======== TEXTE EXTRAIT ========

Vinrent ensuite des pages de Fauré plus familières dans l'interprétation de voix de femmes : délicieuse et pudique Messe basse, puis Maria, Mater gratiae et Tantum ergo, la « fragilité » des voix d'enfants et jeunes filles pouvant naturellement s'inscrire dans la descendance du jeune Louis Aubert créant le Pie Jesu du Requiem. La partie d'orgue, s'agissant d'un instrument à la projection aussi directe que le Grenzing de Radio France, demande un soin extrême dans le choix des registrations – tout en sachant que plus on s'éloigne de l'emplacement choisi pour la console mobile, positionnement de référence en fonction duquel les proportions dynamiques sont calculées, plus l'équilibre entre voix et orgue se trouve modifié, inconvénient majeur d'une salle circulaire, idéale pour ce qui se passe au centre de l'arène cependant que l'orgue, naturellement, est suspendu à la périphérie de la sphère musicale.

========

### ÉNONCÉ DU PROBLÈME
D'après le texte extrait, quelle partie du Requiem le jeune Louis Aubert a-t-il créée ?

======== CONTENU DES DONNÉES ========

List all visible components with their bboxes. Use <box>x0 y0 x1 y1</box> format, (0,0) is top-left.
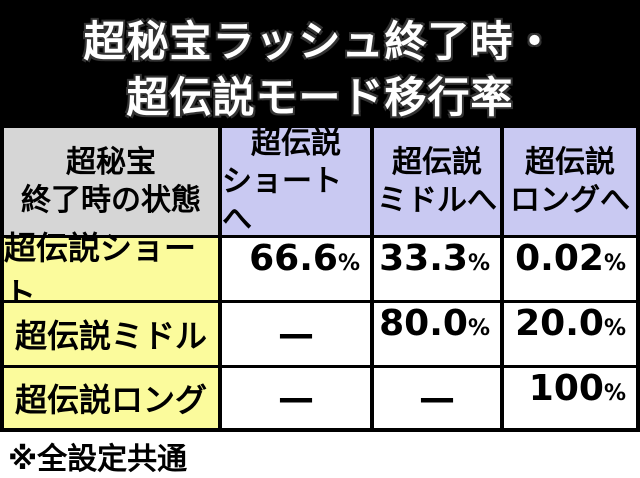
header-text: 超秘宝 <box>66 144 156 180</box>
cell-value: 0.02 <box>515 238 604 279</box>
row-label: 超伝説ショート <box>4 229 218 313</box>
header-text: 超伝説 <box>251 125 341 161</box>
header-text: ロングへ <box>510 182 630 218</box>
header-text: ミドルへ <box>377 182 497 218</box>
header-text: 超伝説 <box>525 144 615 180</box>
row-label-text: 超伝説ショート <box>4 229 197 313</box>
cell-value: 66.6 <box>249 238 338 279</box>
data-cell: 0.02% <box>504 238 636 300</box>
column-header: 超伝説 ショートへ <box>222 125 370 237</box>
column-header: 超伝説 ミドルへ <box>374 128 500 235</box>
corner-header: 超秘宝 終了時の状態 <box>4 128 218 235</box>
data-cell: — <box>374 368 500 428</box>
data-cell: — <box>222 368 370 428</box>
row-label-text: 超伝説ロング <box>14 381 207 419</box>
data-cell: 20.0% <box>504 303 636 365</box>
cell-unit: % <box>603 316 626 341</box>
row-label: 超伝説ロング <box>4 368 218 428</box>
data-cell: — <box>222 303 370 365</box>
cell-unit: % <box>467 316 490 341</box>
column-header: 超伝説 ロングへ <box>504 128 636 235</box>
cell-value: — <box>278 377 314 419</box>
data-cell: 80.0% <box>374 303 500 365</box>
data-cell: 66.6% <box>222 238 370 300</box>
footnote: ※全設定共通 <box>8 442 188 477</box>
title-line: 超秘宝ラッシュ終了時・ <box>83 17 557 66</box>
cell-value: — <box>278 313 314 355</box>
data-cell: 100% <box>504 368 636 428</box>
cell-value: 33.3 <box>379 238 468 279</box>
cell-value: 100 <box>528 368 604 409</box>
data-cell: 33.3% <box>374 238 500 300</box>
header-text: 終了時の状態 <box>21 182 201 218</box>
header-text: ショートへ <box>222 163 342 237</box>
cell-unit: % <box>337 251 360 276</box>
cell-value: 20.0 <box>515 303 604 344</box>
cell-value: 80.0 <box>379 303 468 344</box>
row-label: 超伝説ミドル <box>4 303 218 365</box>
cell-value: — <box>419 377 455 419</box>
row-label-text: 超伝説ミドル <box>14 317 207 355</box>
cell-unit: % <box>603 251 626 276</box>
cell-unit: % <box>603 381 626 406</box>
header-text: 超伝説 <box>392 144 482 180</box>
title-line: 超伝説モード移行率 <box>126 73 514 122</box>
cell-unit: % <box>467 251 490 276</box>
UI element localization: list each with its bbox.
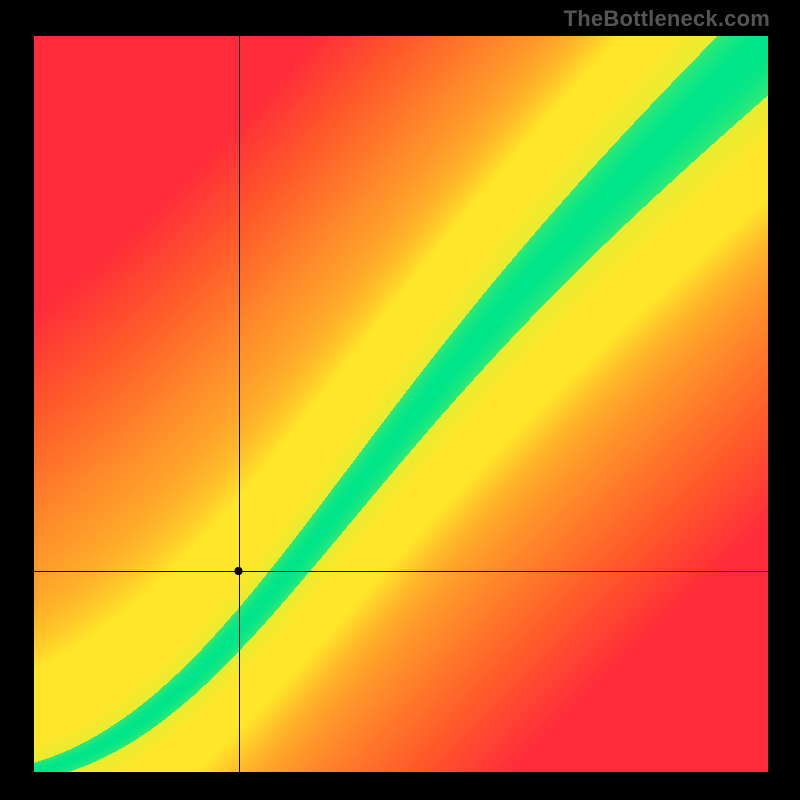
watermark-text: TheBottleneck.com: [564, 6, 770, 32]
heatmap-canvas: [34, 36, 768, 772]
chart-frame: TheBottleneck.com: [0, 0, 800, 800]
heatmap-plot: [34, 36, 768, 772]
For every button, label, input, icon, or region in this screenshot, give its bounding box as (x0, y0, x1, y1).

========

### RÉPONSE COMPLÈTE
Le Pie Jesu.